Work to be completed = Where a line in the listing below contains the word "home", copy that line.

Listed entries =
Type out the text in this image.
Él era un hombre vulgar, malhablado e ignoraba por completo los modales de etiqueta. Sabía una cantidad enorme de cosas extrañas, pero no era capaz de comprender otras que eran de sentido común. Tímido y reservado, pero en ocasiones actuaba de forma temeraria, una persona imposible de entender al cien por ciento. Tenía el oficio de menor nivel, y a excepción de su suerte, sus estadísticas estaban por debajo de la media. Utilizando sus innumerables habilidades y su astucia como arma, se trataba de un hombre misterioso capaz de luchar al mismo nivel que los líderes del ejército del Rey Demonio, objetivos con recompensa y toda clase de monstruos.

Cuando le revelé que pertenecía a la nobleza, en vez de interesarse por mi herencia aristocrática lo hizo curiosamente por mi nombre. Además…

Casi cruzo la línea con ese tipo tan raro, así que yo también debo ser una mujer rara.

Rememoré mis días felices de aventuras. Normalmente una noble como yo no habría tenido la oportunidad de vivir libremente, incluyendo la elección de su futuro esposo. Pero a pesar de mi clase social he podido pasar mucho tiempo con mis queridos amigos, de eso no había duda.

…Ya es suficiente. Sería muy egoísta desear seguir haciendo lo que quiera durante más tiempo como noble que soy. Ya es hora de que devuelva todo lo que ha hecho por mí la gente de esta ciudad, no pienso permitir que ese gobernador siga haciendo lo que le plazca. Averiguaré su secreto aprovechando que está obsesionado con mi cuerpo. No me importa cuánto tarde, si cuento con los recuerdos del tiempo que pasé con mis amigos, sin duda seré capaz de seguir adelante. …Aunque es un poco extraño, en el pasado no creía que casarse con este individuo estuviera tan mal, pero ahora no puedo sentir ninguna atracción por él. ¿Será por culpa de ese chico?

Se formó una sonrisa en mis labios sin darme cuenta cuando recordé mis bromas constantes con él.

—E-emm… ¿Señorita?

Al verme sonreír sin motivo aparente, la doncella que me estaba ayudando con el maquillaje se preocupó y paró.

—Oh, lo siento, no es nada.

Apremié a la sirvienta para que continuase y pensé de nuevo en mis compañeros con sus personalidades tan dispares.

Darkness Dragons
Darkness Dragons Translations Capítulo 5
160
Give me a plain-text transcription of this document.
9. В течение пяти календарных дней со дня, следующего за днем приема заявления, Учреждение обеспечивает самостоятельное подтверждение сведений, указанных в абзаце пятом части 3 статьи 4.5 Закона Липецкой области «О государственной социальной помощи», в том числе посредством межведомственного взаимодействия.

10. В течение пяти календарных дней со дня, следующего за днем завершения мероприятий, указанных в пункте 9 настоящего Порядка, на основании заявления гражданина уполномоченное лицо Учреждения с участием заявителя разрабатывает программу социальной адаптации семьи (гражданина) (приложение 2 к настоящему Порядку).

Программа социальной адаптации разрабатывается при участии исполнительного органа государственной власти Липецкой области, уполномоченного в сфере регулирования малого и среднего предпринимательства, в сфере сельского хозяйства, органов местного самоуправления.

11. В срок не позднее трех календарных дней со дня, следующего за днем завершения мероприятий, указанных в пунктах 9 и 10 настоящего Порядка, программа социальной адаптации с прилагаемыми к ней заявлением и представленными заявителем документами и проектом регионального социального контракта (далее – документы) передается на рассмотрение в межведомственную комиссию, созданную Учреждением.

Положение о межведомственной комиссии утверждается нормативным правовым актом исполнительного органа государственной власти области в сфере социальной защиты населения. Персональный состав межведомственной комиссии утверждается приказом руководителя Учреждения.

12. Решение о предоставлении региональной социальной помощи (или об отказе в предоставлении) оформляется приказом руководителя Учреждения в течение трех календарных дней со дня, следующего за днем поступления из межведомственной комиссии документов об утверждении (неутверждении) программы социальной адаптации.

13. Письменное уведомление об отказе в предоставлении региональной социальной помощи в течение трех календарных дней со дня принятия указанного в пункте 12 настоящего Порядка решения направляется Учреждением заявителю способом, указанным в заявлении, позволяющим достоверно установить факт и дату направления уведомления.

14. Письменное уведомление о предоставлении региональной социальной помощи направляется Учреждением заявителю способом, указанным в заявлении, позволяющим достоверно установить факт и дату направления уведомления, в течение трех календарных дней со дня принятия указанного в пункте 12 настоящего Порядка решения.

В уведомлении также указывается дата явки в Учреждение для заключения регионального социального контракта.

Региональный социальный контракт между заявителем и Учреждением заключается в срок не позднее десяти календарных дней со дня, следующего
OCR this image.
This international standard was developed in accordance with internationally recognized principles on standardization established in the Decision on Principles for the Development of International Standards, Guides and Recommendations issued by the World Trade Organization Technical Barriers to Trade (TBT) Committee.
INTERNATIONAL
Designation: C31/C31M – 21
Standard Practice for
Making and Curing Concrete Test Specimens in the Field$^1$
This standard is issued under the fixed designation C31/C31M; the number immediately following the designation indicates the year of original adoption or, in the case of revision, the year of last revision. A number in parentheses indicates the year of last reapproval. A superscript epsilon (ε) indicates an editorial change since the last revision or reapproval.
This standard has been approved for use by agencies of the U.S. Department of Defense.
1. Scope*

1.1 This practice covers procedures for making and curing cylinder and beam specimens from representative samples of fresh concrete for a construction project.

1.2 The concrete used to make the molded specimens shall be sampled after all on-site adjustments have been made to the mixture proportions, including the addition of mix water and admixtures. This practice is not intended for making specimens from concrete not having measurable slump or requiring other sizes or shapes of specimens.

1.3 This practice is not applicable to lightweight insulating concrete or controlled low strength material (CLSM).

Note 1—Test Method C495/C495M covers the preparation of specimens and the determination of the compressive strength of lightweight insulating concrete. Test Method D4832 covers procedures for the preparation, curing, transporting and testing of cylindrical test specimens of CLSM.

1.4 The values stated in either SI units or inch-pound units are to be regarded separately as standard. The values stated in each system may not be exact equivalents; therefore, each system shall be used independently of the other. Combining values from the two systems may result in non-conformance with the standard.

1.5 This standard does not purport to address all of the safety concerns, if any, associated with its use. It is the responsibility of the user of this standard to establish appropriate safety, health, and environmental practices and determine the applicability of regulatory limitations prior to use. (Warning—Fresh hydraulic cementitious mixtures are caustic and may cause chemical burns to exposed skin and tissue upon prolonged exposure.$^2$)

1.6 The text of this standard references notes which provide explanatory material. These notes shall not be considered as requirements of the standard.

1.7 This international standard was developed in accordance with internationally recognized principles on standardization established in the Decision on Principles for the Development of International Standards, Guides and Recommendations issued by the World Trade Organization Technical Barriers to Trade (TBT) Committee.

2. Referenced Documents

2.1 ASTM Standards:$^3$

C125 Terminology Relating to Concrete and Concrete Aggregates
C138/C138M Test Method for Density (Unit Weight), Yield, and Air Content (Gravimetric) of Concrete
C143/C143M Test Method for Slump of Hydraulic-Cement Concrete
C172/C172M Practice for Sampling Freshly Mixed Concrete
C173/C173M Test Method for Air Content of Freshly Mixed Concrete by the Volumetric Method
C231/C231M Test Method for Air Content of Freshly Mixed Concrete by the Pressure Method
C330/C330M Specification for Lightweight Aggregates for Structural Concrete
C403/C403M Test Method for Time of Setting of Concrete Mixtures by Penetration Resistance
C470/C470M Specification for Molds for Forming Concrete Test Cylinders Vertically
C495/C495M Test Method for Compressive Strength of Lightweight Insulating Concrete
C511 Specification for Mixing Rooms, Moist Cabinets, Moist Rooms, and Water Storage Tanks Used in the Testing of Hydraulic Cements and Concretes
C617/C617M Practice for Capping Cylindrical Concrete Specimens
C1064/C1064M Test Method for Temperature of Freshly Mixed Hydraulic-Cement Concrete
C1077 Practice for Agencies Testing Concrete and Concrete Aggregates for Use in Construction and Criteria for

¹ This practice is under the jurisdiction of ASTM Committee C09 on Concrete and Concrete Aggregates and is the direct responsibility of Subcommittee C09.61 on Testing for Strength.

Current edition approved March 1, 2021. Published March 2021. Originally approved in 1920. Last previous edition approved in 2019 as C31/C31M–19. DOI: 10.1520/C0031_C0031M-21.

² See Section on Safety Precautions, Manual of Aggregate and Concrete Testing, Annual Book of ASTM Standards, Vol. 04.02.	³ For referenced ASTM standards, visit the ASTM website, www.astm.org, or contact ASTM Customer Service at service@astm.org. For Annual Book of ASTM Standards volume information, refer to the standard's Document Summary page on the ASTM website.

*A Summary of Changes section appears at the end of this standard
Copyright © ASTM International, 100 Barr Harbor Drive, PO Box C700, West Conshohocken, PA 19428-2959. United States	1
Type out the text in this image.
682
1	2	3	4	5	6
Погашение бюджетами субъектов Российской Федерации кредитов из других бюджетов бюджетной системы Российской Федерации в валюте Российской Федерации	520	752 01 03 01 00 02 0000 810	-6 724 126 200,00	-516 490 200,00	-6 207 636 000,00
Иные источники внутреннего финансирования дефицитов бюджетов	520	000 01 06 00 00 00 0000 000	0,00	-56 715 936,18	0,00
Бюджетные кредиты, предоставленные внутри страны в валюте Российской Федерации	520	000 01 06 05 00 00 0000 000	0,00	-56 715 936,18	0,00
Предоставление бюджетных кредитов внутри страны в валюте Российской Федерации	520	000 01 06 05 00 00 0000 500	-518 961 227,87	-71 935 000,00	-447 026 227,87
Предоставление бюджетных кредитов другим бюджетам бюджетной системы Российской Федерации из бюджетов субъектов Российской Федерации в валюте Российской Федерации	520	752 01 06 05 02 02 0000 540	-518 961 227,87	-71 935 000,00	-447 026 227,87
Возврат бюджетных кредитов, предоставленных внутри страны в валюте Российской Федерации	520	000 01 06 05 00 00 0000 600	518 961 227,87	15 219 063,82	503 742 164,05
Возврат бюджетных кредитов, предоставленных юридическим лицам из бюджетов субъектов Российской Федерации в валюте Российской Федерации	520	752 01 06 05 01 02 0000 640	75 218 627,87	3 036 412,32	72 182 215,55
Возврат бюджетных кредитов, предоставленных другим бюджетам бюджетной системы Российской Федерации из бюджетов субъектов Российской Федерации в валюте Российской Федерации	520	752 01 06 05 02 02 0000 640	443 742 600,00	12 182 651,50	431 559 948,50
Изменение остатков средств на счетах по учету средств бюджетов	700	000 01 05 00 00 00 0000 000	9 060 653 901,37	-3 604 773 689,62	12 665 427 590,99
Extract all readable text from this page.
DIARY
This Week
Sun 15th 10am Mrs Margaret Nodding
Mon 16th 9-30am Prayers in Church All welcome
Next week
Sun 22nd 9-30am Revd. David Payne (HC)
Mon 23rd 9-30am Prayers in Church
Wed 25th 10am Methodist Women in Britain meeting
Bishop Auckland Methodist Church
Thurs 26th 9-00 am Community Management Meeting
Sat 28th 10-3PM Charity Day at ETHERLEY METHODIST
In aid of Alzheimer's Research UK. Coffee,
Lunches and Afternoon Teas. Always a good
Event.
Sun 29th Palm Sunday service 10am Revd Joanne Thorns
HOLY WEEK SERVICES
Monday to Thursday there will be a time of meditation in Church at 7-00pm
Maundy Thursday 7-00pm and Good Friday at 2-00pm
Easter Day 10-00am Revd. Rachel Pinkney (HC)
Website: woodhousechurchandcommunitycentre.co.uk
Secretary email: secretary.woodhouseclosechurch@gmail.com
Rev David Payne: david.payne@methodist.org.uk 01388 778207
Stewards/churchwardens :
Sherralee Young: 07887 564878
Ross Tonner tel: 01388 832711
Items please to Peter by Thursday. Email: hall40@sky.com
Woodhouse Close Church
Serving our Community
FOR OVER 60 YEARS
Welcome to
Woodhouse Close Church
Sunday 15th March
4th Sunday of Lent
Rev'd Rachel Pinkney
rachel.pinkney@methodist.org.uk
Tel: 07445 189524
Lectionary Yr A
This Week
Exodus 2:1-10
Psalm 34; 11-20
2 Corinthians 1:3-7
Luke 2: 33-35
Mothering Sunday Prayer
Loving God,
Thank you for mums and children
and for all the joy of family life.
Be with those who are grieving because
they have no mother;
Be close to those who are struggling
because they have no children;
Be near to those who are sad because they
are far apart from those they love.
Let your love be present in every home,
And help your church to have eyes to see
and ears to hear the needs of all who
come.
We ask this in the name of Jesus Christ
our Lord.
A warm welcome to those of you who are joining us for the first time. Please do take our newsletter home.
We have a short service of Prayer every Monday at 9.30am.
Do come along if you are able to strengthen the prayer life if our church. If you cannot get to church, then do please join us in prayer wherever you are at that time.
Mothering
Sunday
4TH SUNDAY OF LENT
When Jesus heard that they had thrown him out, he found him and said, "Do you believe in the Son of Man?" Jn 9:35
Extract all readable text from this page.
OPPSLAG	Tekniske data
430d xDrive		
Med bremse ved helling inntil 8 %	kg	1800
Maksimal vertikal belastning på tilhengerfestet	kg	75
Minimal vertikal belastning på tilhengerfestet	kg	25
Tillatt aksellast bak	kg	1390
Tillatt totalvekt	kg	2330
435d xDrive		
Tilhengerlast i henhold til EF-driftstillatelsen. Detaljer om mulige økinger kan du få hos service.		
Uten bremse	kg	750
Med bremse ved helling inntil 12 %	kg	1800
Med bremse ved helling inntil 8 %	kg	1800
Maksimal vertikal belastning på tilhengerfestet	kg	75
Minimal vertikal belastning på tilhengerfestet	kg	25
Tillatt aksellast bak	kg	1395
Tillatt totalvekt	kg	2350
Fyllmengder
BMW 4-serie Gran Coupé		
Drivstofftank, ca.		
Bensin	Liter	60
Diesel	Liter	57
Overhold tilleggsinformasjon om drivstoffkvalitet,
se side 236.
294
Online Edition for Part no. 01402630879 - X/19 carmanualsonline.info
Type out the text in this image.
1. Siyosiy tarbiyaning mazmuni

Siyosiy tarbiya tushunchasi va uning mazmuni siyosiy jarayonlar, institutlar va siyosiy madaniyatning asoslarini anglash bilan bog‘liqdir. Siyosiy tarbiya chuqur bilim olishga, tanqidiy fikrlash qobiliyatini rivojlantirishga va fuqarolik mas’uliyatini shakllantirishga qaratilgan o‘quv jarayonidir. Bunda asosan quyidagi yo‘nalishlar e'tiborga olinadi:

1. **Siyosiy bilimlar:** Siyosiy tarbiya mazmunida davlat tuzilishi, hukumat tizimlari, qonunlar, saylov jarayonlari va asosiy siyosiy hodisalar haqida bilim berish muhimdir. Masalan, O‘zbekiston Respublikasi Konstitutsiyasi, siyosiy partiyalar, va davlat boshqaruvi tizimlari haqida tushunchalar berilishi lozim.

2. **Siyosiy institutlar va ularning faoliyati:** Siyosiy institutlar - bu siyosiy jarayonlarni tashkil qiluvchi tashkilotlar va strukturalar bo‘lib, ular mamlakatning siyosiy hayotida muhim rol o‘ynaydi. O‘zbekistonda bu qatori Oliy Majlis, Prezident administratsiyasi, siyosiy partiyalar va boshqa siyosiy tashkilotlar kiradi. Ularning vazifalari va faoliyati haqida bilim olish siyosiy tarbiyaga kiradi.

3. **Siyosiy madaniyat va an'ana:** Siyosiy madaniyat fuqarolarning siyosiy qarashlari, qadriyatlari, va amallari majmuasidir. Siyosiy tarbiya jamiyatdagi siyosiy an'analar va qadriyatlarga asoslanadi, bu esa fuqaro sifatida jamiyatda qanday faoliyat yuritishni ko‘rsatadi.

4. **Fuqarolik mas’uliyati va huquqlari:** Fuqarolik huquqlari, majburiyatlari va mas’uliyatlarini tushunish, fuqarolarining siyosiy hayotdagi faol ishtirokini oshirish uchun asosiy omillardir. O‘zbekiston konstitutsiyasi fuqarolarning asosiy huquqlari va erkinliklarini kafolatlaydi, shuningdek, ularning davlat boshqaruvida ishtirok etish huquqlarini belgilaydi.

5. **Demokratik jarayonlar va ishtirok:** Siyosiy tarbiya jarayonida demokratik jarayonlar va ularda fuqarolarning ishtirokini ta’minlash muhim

The result =
Let your love be present in every home,
A warm welcome to those of you who are joining us for the first time. Please do take our newsletter home.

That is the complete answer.